- Task statement
Which lines in the records below contain the word "text"? Copy each of them.

- Records to process
+--
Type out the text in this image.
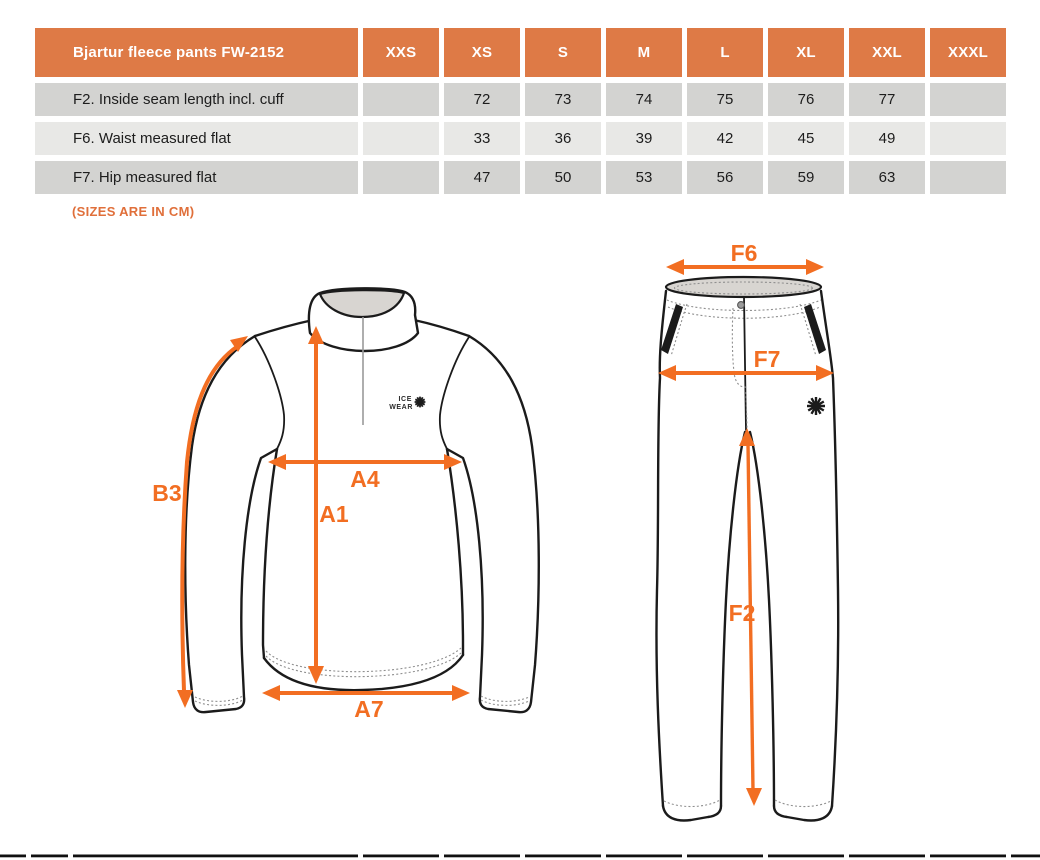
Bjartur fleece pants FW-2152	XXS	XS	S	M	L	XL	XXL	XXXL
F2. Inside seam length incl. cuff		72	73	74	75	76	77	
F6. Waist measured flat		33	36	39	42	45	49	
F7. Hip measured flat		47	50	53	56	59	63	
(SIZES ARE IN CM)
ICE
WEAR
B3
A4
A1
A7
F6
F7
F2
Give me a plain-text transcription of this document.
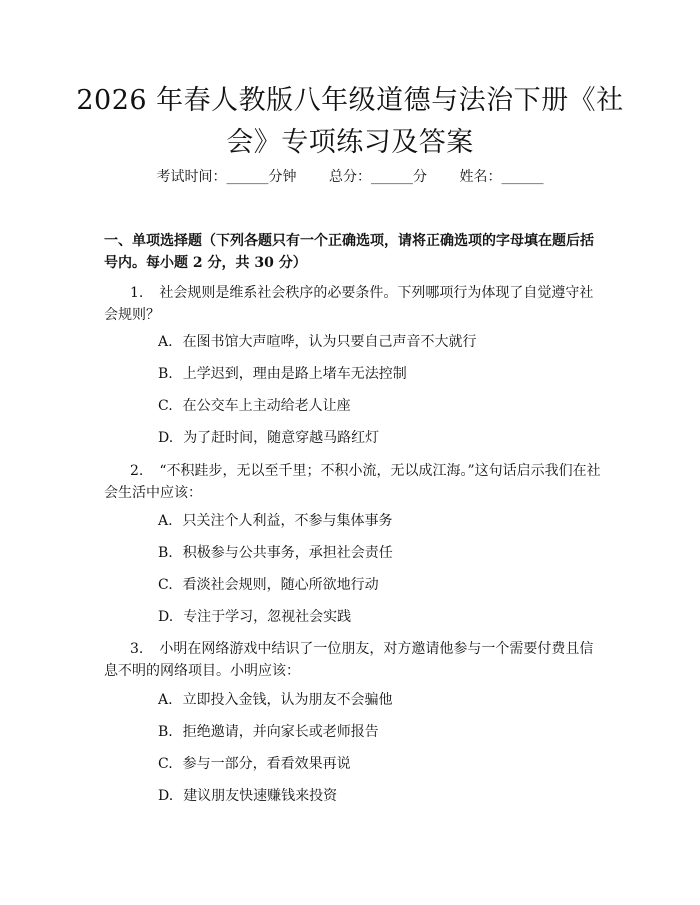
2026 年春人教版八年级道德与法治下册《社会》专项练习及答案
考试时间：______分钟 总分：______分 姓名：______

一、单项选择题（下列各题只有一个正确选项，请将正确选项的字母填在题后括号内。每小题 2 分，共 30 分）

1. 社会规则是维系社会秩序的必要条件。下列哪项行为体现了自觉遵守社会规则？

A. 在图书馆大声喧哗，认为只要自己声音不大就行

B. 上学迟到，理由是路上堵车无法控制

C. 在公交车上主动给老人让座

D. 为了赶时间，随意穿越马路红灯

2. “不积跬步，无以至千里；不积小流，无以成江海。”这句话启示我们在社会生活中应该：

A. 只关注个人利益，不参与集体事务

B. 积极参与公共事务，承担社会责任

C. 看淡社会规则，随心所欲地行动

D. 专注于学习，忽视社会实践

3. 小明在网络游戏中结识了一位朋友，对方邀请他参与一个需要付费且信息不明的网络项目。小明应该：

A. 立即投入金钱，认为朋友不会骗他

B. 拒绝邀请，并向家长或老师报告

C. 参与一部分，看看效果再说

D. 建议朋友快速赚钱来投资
+--
- Complete response
Type out the text in this image.
Give me a plain-text transcription of this document.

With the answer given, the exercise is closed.